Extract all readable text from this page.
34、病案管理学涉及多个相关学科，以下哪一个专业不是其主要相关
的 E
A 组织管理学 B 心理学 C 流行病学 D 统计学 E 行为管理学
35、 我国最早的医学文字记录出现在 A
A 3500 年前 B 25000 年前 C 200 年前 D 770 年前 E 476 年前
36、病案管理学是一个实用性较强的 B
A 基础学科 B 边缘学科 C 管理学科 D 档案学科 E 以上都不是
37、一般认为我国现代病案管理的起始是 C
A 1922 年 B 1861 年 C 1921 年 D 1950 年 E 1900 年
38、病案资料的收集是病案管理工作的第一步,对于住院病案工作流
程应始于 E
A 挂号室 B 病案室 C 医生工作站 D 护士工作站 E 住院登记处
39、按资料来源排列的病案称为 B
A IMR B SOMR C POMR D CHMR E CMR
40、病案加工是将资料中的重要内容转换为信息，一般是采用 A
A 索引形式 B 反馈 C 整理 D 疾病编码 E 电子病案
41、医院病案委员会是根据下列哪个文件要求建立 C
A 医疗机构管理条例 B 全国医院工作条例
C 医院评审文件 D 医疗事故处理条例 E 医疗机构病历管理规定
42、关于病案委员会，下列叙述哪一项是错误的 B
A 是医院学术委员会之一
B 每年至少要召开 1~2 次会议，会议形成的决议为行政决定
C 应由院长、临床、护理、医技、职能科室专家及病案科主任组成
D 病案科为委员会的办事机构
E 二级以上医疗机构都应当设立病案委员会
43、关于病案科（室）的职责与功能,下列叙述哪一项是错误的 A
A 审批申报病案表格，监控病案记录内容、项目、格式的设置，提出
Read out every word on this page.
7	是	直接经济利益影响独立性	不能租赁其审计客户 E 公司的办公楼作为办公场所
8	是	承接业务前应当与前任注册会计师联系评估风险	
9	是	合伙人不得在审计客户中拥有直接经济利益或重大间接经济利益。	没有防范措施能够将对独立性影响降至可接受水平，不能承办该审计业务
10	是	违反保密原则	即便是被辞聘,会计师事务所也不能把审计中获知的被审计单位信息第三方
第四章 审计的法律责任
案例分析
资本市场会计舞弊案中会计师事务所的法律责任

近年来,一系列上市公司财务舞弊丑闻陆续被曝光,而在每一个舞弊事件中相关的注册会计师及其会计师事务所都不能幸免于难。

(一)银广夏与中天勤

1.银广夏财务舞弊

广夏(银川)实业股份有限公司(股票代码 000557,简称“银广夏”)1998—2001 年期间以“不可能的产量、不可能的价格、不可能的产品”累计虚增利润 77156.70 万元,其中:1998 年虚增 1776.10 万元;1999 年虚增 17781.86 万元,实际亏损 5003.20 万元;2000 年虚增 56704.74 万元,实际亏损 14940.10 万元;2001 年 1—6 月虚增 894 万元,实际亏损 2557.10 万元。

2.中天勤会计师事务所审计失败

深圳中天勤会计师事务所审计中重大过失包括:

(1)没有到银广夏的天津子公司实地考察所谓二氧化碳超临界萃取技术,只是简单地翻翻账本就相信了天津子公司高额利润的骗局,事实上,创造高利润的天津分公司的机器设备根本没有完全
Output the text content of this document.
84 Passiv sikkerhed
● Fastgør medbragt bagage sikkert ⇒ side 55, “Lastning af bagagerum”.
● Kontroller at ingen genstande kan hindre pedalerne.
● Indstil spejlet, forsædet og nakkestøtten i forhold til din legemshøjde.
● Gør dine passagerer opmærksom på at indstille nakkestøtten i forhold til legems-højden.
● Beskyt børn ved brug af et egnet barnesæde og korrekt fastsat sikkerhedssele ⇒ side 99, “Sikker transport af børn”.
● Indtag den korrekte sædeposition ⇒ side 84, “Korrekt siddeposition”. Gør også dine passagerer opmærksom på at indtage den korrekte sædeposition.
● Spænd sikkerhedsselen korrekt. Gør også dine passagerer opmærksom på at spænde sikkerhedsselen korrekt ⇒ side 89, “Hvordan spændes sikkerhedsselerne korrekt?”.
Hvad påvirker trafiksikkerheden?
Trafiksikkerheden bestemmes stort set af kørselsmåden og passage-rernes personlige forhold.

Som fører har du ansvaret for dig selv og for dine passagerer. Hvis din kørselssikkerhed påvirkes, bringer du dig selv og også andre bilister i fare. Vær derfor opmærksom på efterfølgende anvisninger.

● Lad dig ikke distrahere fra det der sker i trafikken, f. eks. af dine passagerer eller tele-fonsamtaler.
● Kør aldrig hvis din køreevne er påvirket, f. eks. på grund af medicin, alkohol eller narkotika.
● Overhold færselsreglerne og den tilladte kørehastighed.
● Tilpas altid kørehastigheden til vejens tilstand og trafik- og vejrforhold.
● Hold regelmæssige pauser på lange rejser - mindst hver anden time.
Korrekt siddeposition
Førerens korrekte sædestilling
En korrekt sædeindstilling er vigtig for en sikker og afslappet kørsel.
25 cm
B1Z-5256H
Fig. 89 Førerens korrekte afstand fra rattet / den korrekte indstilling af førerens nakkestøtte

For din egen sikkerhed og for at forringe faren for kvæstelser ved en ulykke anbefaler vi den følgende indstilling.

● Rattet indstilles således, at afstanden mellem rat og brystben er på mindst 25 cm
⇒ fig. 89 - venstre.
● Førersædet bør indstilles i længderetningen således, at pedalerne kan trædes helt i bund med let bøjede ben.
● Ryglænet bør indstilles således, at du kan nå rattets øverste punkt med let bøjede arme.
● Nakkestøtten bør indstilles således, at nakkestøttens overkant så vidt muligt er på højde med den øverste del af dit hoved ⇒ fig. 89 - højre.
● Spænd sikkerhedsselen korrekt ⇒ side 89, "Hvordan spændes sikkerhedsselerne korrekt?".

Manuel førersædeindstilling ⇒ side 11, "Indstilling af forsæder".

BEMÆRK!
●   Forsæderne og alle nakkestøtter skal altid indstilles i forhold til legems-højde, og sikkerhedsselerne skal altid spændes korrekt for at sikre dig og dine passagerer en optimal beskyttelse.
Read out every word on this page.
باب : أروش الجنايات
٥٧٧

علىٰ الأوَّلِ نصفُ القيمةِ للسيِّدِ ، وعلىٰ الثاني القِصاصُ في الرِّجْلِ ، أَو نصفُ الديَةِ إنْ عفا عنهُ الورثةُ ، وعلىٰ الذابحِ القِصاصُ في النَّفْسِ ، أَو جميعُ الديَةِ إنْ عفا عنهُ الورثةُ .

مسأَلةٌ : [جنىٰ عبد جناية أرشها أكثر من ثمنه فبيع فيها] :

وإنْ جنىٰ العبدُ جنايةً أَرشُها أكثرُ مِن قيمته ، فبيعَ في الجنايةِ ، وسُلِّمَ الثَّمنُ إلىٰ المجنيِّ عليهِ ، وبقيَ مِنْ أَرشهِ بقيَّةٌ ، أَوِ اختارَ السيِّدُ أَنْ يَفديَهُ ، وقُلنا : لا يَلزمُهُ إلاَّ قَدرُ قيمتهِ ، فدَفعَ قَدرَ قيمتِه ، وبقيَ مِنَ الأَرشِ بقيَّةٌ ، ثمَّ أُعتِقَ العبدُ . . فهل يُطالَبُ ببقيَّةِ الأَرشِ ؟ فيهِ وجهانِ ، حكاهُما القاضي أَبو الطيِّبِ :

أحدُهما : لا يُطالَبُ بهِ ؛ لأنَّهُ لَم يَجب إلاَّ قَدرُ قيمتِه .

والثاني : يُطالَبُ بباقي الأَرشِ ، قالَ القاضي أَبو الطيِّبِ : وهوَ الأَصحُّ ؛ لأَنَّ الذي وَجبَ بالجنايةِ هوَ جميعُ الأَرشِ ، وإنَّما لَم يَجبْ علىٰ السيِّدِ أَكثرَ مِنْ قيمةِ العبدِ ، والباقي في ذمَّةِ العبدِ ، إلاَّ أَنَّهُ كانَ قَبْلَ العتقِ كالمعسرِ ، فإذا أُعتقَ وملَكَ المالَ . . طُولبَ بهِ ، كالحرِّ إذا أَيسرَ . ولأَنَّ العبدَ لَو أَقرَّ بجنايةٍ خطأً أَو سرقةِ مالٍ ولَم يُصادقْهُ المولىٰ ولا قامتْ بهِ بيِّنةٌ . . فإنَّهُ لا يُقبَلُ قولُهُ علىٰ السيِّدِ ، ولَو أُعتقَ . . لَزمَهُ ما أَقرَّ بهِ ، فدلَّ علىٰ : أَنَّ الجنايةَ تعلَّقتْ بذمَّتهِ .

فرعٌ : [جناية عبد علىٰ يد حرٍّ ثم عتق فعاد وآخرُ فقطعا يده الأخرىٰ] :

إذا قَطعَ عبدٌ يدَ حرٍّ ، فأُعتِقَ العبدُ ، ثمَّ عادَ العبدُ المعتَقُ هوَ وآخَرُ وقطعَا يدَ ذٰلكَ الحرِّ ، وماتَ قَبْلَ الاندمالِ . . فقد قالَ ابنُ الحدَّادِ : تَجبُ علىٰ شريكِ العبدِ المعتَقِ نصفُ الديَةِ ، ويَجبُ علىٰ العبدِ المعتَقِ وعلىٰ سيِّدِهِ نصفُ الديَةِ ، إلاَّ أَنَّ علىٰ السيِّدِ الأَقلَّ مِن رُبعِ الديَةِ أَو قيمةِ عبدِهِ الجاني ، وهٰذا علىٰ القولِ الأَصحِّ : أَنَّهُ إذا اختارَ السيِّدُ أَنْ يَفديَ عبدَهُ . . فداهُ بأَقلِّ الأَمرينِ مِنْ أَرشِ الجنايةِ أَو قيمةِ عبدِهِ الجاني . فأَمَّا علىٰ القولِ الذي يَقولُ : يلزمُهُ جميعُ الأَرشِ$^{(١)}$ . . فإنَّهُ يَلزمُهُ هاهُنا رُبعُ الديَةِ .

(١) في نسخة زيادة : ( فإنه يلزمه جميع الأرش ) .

────────

▸ **DESCRIPTION OF THE TASK**: Using the listing above, locate the lines that hold "sikkerhedsselen" and copy each one.

▸ **RESPONSE TO THE EXERCISE**:
● Spænd sikkerhedsselen korrekt. Gør også dine passagerer opmærksom på at spænde sikkerhedsselen korrekt ⇒ side 89, “Hvordan spændes sikkerhedsselerne korrekt?”.
● Spænd sikkerhedsselen korrekt ⇒ side 89, "Hvordan spændes sikkerhedsselerne korrekt?".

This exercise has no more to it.